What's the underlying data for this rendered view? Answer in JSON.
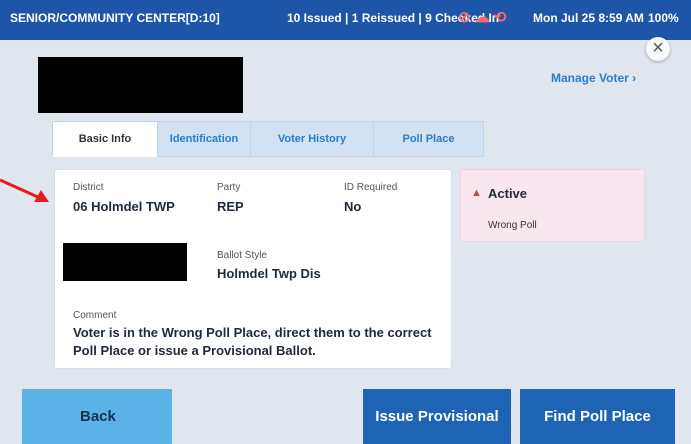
{
  "status_bar": {
    "location": "SENIOR/COMMUNITY CENTER[D:10]",
    "counts": "10 Issued | 1 Reissued | 9 Checked In",
    "datetime": "Mon Jul 25  8:59 AM",
    "battery": "100%"
  },
  "header": {
    "manage_link": "Manage Voter ›"
  },
  "tabs": [
    {
      "label": "Basic Info",
      "active": true
    },
    {
      "label": "Identification",
      "active": false
    },
    {
      "label": "Voter History",
      "active": false
    },
    {
      "label": "Poll Place",
      "active": false
    }
  ],
  "basic_info": {
    "district_label": "District",
    "district_value": "06 Holmdel TWP",
    "party_label": "Party",
    "party_value": "REP",
    "id_label": "ID Required",
    "id_value": "No",
    "ballot_label": "Ballot Style",
    "ballot_value": "Holmdel Twp Dis",
    "comment_label": "Comment",
    "comment_value": "Voter is in the Wrong Poll Place, direct them to the correct Poll Place or issue a Provisional Ballot."
  },
  "status_card": {
    "title": "Active",
    "reason": "Wrong Poll"
  },
  "buttons": {
    "back": "Back",
    "issue_provisional": "Issue Provisional",
    "find_poll_place": "Find Poll Place"
  },
  "colors": {
    "status_bar": "#1d56a8",
    "primary_button": "#1e63b4",
    "back_button": "#5ab2e6",
    "status_card_bg": "#f8e7ee",
    "warning": "#d43b4e"
  },
  "icons": [
    "blocked-icon",
    "cloud-icon",
    "signal-icon",
    "close-icon",
    "warning-icon",
    "arrow-pointer-icon"
  ]
}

· · · · · · ·

> _The problem_: Retype each line of the listing above word for word. Exclude the pictures.

> _Problem solution_:
What's the underlying data for this rendered view? Answer in JSON.
{
  "status_bar": {
    "location": "SENIOR/COMMUNITY CENTER[D:10]",
    "counts": "10 Issued | 1 Reissued | 9 Checked In",
    "datetime": "Mon Jul 25  8:59 AM",
    "battery": "100%"
  },
  "header": {
    "manage_link": "Manage Voter ›"
  },
  "tabs": [
    {
      "label": "Basic Info",
      "active": true
    },
    {
      "label": "Identification",
      "active": false
    },
    {
      "label": "Voter History",
      "active": false
    },
    {
      "label": "Poll Place",
      "active": false
    }
  ],
  "basic_info": {
    "district_label": "District",
    "district_value": "06 Holmdel TWP",
    "party_label": "Party",
    "party_value": "REP",
    "id_label": "ID Required",
    "id_value": "No",
    "ballot_label": "Ballot Style",
    "ballot_value": "Holmdel Twp Dis",
    "comment_label": "Comment",
    "comment_value": "Voter is in the Wrong Poll Place, direct them to the correct Poll Place or issue a Provisional Ballot."
  },
  "status_card": {
    "title": "Active",
    "reason": "Wrong Poll"
  },
  "buttons": {
    "back": "Back",
    "issue_provisional": "Issue Provisional",
    "find_poll_place": "Find Poll Place"
  },
  "colors": {
    "status_bar": "#1d56a8",
    "primary_button": "#1e63b4",
    "back_button": "#5ab2e6",
    "status_card_bg": "#f8e7ee",
    "warning": "#d43b4e"
  },
  "icons": [
    "blocked-icon",
    "cloud-icon",
    "signal-icon",
    "close-icon",
    "warning-icon",
    "arrow-pointer-icon"
  ]
}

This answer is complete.